## Gösterilen Metin

• • • • • • •

Bu ayetleri Muhammed'in Kureyşli paganlarla bir uzlaşma taktiği olarak da kullandığı yönünde teoriler de bulunmaktadır. Bunlara göre Kureyş'in tanrıçalarını onurlandırarak Muhammed aradaki düşmanlığı ortadan kaldıracağını düşünür. Ama Müslümanlardan gelen yoğun tepki üzerine bu tutumundan hemen vazgeçip Tanrı'dan gelen söz konusu uyarıcı ve düzeltici ayetleri duyurur.
Yaşanan olaylar ve fetva
Roman, Müslüman camiasında büyük yankı yaratmış ve dine küfür olarak algılanmıştır. Rüşdi'nin ifade özgürlüğünü kutsal değerlere saldırarak kullandığı iddia edilir. Olayların büyümesiyle birlikte kitabın ithali Hindistan'da yasaklanır, Birleşik Krallık'taki ilk eylemlerde kitap yakılır. 1989 yılı Şubat ayında Pakistan'da kitaba karşı büyük olaylar çıkar. İran'daki Şii önder Ruhullah Humeyni Rüşdi ve kitabın yayınlanmasında görev alan kişilerin öldürülmesini olanaklı kılan bir fetva yayınlar. Dönemin Birleşik Krallık Başbakanı Margaret Thatcher Rüşdi'ye sürekli koruma sağlamıştır. 1998 yılında İran hükümetinden olayı yatıştırıcı yönde açıklamalar gelmesi üzerine gerginlik azalmıştır. 2006 yılındaki İran Haber Ajansının haberine göre fetva ancak onu yayınlayan makam tarafından geri alınabildiğinden ve Humeyni de ölmüş olduğundan fetva halen yürürlüktedir.

• • • • • • •

## İstenen Görevler
a: Rüşdi'nin romanı ve fetva hakkındaki metne göre Rüşdi'ye sürekli korumayı kim sağlamıştır?
b: Yukarıdaki metnin "Bu ayetleri Muhammed'in" ifadesinden "düzeltici ayetleri duyurur." ifadesine kadar olan bölümünü aynen tekrarlayın.
c: Rüşdi'nin romanı ve fetva hakkındaki metinde yer alan "1998 yılında İran hükümetinden olayı yatıştırıcı yönde açıklamalar gelmesi üzerine gerginlik azalmıştır." cümlesini İngilizceye çevirin.

## Verilen Malzeme
• • • • • • •

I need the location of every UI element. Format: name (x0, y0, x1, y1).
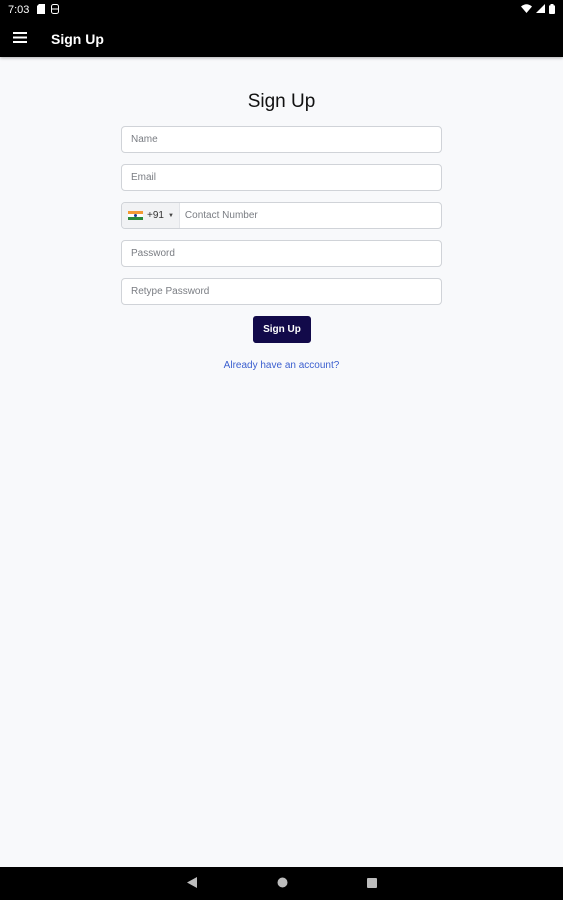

• • • • • • •

## Görev Sonuçları
a: Dönemin Birleşik Krallık Başbakanı Margaret Thatcher

b:
Bu ayetleri Muhammed'in Kureyşli paganlarla bir uzlaşma taktiği olarak da kullandığı yönünde teoriler de bulunmaktadır. Bunlara göre Kureyş'in tanrıçalarını onurlandırarak Muhammed aradaki düşmanlığı ortadan kaldıracağını düşünür. Ama Müslümanlardan gelen yoğun tepki üzerine bu tutumundan hemen vazgeçip Tanrı'dan gelen söz konusu uyarıcı ve düzeltici ayetleri duyurur.

c: In 1998, tensions eased after the Iranian government made statements aimed at calming the situation.